Work instructions:
Where in the data does the word "injections" appear? Find those lines and copy them.

(Records of document pages and text)
════════
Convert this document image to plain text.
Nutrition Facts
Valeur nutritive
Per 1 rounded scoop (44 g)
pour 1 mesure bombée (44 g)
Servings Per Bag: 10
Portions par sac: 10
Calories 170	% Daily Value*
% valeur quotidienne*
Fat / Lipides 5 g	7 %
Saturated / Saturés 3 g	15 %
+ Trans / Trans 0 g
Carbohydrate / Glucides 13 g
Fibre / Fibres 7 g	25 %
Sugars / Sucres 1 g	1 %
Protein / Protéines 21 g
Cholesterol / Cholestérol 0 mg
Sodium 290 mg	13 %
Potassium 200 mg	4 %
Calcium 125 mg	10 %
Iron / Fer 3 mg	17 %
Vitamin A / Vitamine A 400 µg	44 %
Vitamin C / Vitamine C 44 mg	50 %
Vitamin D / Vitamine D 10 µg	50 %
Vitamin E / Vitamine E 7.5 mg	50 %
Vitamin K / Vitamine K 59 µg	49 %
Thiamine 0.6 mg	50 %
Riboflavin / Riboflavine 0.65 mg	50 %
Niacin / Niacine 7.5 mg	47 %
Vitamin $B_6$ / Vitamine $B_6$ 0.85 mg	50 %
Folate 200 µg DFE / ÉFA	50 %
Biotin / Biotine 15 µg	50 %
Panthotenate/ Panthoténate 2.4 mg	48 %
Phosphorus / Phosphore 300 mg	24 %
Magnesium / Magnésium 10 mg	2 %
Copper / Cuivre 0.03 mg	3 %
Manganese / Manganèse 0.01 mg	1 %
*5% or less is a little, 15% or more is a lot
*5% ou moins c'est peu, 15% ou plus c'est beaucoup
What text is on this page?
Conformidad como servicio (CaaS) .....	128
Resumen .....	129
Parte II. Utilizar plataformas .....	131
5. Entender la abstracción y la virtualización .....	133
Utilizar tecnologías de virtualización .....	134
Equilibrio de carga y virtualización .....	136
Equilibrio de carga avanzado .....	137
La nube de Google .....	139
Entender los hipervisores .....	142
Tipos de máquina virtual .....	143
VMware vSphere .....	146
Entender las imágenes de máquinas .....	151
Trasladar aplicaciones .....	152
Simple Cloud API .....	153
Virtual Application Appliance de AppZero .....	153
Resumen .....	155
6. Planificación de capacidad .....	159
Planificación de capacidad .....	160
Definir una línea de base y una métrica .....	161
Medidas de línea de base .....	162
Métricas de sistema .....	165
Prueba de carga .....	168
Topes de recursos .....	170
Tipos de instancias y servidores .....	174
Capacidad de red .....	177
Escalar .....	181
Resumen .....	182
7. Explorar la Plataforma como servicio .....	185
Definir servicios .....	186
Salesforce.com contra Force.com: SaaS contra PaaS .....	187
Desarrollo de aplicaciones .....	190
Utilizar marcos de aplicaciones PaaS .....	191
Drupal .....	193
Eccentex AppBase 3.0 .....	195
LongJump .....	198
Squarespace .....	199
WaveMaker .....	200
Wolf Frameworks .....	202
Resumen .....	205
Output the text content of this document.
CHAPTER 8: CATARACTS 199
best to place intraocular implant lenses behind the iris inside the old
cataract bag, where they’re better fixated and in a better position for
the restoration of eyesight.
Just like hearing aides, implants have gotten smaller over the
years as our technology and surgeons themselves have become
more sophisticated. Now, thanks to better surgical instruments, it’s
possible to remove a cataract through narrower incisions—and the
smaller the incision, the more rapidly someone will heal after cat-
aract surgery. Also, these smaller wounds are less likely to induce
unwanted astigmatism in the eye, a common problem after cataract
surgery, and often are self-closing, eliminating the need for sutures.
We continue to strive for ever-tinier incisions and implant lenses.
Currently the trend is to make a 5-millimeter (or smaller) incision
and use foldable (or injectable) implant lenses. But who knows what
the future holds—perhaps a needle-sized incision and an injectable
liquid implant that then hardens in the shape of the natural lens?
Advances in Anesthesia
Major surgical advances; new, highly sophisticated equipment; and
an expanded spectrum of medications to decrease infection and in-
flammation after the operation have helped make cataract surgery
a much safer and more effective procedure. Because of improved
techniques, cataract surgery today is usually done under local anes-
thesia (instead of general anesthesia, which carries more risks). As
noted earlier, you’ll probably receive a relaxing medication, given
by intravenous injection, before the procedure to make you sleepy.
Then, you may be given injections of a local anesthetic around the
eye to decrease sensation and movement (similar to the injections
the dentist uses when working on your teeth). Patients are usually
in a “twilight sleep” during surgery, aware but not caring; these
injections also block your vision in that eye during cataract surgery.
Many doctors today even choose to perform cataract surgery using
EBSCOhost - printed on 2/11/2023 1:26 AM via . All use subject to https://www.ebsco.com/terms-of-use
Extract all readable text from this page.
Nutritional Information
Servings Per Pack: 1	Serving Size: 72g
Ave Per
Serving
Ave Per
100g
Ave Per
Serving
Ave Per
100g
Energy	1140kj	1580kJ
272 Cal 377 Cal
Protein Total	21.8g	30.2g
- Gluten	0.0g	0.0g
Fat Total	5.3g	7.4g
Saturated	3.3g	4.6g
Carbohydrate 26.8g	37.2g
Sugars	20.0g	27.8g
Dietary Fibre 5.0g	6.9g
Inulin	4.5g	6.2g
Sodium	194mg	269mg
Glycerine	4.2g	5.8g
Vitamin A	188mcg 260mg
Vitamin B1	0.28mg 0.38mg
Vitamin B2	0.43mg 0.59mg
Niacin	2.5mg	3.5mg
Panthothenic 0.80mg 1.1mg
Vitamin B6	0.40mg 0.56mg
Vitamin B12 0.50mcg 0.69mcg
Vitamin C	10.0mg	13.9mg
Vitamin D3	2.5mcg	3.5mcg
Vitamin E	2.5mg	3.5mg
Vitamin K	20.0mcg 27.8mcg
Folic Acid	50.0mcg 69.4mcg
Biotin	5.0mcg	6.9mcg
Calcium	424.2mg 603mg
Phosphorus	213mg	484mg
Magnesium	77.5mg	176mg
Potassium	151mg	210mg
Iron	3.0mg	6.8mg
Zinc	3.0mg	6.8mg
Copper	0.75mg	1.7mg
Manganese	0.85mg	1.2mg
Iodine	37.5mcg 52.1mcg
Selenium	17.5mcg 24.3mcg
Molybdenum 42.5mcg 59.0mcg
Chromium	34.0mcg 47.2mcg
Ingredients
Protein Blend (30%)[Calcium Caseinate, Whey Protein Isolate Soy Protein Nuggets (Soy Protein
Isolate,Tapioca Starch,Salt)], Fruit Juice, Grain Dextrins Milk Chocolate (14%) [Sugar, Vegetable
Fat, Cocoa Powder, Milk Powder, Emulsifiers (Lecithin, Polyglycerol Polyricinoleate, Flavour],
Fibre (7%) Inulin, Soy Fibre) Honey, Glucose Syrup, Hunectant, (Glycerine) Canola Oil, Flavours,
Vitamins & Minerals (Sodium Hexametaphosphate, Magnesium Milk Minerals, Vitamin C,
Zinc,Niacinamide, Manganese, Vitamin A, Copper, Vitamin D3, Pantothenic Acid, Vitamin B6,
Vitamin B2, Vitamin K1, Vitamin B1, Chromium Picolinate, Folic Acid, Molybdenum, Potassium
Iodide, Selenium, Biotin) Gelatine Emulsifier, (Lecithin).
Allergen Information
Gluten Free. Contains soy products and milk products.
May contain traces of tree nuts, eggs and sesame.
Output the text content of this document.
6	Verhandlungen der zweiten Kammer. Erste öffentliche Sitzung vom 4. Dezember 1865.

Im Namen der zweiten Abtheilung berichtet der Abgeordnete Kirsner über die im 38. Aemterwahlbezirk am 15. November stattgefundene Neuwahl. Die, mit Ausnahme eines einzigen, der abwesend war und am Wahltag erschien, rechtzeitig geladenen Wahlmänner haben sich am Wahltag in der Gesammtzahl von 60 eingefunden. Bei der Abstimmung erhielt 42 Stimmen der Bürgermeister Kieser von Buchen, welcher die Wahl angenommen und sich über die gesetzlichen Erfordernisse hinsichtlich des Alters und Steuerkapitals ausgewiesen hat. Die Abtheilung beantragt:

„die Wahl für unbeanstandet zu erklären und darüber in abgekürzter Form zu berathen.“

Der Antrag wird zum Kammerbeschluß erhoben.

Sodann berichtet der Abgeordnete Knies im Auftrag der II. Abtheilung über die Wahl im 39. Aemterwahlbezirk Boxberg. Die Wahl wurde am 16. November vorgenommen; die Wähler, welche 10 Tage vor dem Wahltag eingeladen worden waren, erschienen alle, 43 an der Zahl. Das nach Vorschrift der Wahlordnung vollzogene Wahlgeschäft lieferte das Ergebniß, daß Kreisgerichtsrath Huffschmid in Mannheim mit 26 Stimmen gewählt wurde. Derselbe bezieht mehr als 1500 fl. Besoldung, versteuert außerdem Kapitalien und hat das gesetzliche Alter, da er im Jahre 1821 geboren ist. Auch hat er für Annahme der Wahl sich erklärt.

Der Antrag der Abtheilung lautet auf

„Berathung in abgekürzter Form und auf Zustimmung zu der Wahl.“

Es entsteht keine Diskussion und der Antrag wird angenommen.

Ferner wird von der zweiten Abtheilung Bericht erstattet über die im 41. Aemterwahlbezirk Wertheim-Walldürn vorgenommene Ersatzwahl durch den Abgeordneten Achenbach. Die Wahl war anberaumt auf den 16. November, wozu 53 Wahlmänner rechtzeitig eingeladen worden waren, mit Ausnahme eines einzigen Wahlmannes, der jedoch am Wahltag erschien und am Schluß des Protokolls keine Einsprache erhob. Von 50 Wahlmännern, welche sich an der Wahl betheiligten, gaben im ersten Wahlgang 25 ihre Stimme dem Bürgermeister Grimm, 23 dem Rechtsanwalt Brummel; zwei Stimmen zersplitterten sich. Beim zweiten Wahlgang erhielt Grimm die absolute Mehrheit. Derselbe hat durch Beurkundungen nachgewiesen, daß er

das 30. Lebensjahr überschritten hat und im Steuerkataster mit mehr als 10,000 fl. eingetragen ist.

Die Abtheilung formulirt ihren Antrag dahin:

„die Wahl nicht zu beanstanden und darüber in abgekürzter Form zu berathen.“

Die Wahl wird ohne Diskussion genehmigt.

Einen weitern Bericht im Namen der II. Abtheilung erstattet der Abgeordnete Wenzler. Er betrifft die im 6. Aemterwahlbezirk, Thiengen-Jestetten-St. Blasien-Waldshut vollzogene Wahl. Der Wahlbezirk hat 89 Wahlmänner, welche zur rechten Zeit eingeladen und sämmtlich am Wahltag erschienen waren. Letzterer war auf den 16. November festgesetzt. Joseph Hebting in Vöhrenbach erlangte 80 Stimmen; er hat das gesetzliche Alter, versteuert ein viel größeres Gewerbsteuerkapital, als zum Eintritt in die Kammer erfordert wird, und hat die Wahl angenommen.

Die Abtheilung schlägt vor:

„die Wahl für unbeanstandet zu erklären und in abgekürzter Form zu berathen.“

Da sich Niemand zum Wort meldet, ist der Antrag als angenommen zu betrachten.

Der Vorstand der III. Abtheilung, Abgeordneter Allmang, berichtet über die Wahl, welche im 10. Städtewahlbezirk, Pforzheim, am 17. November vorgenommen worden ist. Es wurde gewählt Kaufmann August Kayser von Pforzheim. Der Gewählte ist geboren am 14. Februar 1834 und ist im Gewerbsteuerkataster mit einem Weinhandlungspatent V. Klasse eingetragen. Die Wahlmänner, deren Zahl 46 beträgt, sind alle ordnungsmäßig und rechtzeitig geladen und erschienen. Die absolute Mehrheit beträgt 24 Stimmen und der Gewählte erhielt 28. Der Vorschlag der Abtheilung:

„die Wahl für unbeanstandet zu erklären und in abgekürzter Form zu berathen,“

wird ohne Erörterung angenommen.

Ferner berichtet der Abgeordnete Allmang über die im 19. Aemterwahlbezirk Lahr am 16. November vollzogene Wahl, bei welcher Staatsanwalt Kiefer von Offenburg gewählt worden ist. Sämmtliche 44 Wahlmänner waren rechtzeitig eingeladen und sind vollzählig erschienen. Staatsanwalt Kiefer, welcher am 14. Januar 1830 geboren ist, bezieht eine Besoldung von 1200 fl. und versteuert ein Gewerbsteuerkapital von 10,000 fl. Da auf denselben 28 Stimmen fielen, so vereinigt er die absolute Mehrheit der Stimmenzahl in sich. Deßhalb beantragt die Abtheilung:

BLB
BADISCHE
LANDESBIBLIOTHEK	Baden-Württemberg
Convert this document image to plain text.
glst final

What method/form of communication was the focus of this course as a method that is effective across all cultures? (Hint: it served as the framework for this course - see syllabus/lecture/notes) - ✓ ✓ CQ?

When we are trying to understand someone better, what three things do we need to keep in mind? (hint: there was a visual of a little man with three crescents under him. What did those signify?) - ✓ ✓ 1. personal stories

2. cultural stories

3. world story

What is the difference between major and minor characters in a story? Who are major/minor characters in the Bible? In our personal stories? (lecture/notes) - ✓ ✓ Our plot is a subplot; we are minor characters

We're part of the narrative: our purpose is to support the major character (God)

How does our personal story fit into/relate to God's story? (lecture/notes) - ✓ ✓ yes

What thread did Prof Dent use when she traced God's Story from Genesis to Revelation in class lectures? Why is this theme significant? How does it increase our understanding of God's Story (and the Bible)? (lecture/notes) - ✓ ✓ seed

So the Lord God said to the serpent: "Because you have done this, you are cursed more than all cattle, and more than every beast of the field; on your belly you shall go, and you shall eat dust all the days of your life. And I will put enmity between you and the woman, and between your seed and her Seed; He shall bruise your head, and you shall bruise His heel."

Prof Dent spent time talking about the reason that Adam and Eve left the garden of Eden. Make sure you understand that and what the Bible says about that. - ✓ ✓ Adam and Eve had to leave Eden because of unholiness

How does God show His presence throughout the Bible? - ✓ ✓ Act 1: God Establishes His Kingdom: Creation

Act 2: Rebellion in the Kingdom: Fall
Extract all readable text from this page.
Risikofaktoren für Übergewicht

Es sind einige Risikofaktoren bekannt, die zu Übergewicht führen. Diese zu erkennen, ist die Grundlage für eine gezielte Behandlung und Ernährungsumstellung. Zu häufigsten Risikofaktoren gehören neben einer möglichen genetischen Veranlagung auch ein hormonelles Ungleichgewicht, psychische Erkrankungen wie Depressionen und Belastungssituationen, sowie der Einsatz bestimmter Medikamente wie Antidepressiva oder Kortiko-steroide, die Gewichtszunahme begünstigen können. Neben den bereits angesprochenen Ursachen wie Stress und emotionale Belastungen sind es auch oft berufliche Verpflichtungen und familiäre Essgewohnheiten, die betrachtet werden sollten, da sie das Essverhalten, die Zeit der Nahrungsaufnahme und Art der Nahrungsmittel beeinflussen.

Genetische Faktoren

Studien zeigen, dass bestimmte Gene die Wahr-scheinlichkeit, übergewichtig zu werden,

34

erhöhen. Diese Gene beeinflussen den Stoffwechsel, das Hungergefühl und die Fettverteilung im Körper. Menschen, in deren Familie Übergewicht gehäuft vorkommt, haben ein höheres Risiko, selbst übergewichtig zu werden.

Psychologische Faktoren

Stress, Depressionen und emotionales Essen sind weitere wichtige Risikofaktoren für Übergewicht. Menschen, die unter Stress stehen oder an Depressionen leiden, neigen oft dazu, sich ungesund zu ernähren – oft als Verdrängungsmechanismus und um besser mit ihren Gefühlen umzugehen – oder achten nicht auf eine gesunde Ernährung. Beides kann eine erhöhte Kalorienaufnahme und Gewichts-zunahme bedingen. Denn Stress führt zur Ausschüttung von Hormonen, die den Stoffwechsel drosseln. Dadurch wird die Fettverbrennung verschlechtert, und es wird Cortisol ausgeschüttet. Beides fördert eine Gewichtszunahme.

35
════════
Task answer:
Then, you may be given injections of a local anesthetic around the
eye to decrease sensation and movement (similar to the injections
injections also block your vision in that eye during cataract surgery.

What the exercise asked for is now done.